[Figure record listings]

......

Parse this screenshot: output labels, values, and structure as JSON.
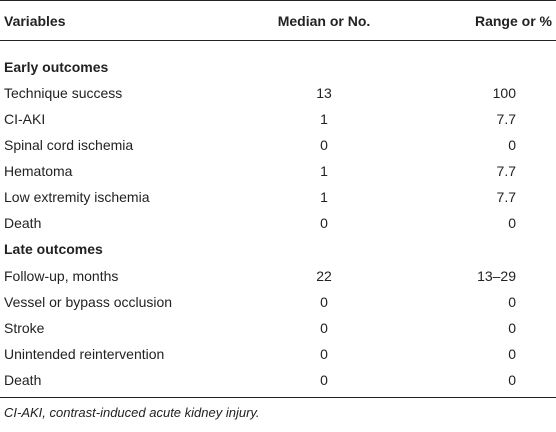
{
  "table": {
    "headers": [
      "Variables",
      "Median or No.",
      "Range or %"
    ],
    "sections": [
      {
        "title": "Early outcomes",
        "rows": [
          [
            "Technique success",
            "13",
            "100"
          ],
          [
            "CI-AKI",
            "1",
            "7.7"
          ],
          [
            "Spinal cord ischemia",
            "0",
            "0"
          ],
          [
            "Hematoma",
            "1",
            "7.7"
          ],
          [
            "Low extremity ischemia",
            "1",
            "7.7"
          ],
          [
            "Death",
            "0",
            "0"
          ]
        ]
      },
      {
        "title": "Late outcomes",
        "rows": [
          [
            "Follow-up, months",
            "22",
            "13–29"
          ],
          [
            "Vessel or bypass occlusion",
            "0",
            "0"
          ],
          [
            "Stroke",
            "0",
            "0"
          ],
          [
            "Unintended reintervention",
            "0",
            "0"
          ],
          [
            "Death",
            "0",
            "0"
          ]
        ]
      }
    ],
    "footnote": "CI-AKI, contrast-induced acute kidney injury."
  }
}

......

◆ Task ◆
Identify how many lines in the entries above contain the word "title" and provide only that figure.

◆ Answer to the exercise ◆
2